Problem requirements:
Give back each entry unchanged, minus pictures.

Dataset rows
:::::
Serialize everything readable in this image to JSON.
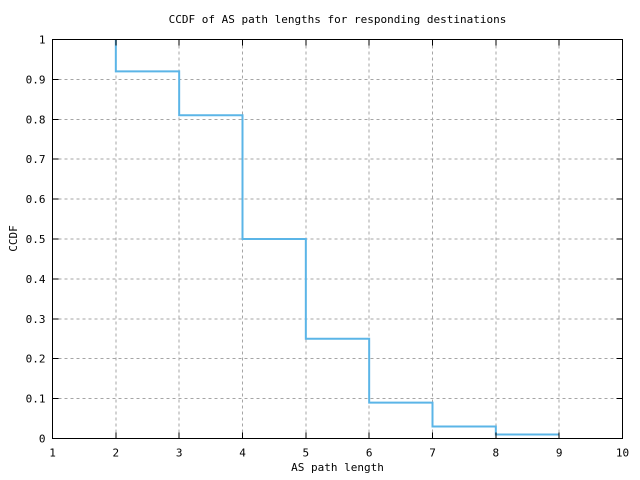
{
  "chart_data": {
    "type": "line",
    "subtype": "step-function",
    "title": "CCDF of AS path lengths for responding destinations",
    "xlabel": "AS path length",
    "ylabel": "CCDF",
    "xlim": [
      1,
      10
    ],
    "ylim": [
      0,
      1
    ],
    "xticks": [
      1,
      2,
      3,
      4,
      5,
      6,
      7,
      8,
      9,
      10
    ],
    "xtick_labels": [
      "1",
      "2",
      "3",
      "4",
      "5",
      "6",
      "7",
      "8",
      "9",
      "10"
    ],
    "yticks": [
      0,
      0.1,
      0.2,
      0.3,
      0.4,
      0.5,
      0.6,
      0.7,
      0.8,
      0.9,
      1
    ],
    "ytick_labels": [
      "0",
      "0.1",
      "0.2",
      "0.3",
      "0.4",
      "0.5",
      "0.6",
      "0.7",
      "0.8",
      "0.9",
      "1"
    ],
    "grid": true,
    "legend": "none",
    "line_color": "#5bb5e7",
    "grid_color": "#a5a5a5",
    "border_color": "#000000",
    "series": [
      {
        "name": "CCDF",
        "points": [
          [
            2,
            1.0
          ],
          [
            2,
            0.92
          ],
          [
            3,
            0.92
          ],
          [
            3,
            0.81
          ],
          [
            4,
            0.81
          ],
          [
            4,
            0.5
          ],
          [
            5,
            0.5
          ],
          [
            5,
            0.25
          ],
          [
            6,
            0.25
          ],
          [
            6,
            0.09
          ],
          [
            7,
            0.09
          ],
          [
            7,
            0.03
          ],
          [
            8,
            0.03
          ],
          [
            8,
            0.01
          ],
          [
            9,
            0.01
          ]
        ]
      }
    ]
  }
}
:::::
Answer to the problem:
Serialize everything readable in this image to JSON.
{
  "chart_data": {
    "type": "line",
    "subtype": "step-function",
    "title": "CCDF of AS path lengths for responding destinations",
    "xlabel": "AS path length",
    "ylabel": "CCDF",
    "xlim": [
      1,
      10
    ],
    "ylim": [
      0,
      1
    ],
    "xticks": [
      1,
      2,
      3,
      4,
      5,
      6,
      7,
      8,
      9,
      10
    ],
    "xtick_labels": [
      "1",
      "2",
      "3",
      "4",
      "5",
      "6",
      "7",
      "8",
      "9",
      "10"
    ],
    "yticks": [
      0,
      0.1,
      0.2,
      0.3,
      0.4,
      0.5,
      0.6,
      0.7,
      0.8,
      0.9,
      1
    ],
    "ytick_labels": [
      "0",
      "0.1",
      "0.2",
      "0.3",
      "0.4",
      "0.5",
      "0.6",
      "0.7",
      "0.8",
      "0.9",
      "1"
    ],
    "grid": true,
    "legend": "none",
    "line_color": "#5bb5e7",
    "grid_color": "#a5a5a5",
    "border_color": "#000000",
    "series": [
      {
        "name": "CCDF",
        "points": [
          [
            2,
            1.0
          ],
          [
            2,
            0.92
          ],
          [
            3,
            0.92
          ],
          [
            3,
            0.81
          ],
          [
            4,
            0.81
          ],
          [
            4,
            0.5
          ],
          [
            5,
            0.5
          ],
          [
            5,
            0.25
          ],
          [
            6,
            0.25
          ],
          [
            6,
            0.09
          ],
          [
            7,
            0.09
          ],
          [
            7,
            0.03
          ],
          [
            8,
            0.03
          ],
          [
            8,
            0.01
          ],
          [
            9,
            0.01
          ]
        ]
      }
    ]
  }
}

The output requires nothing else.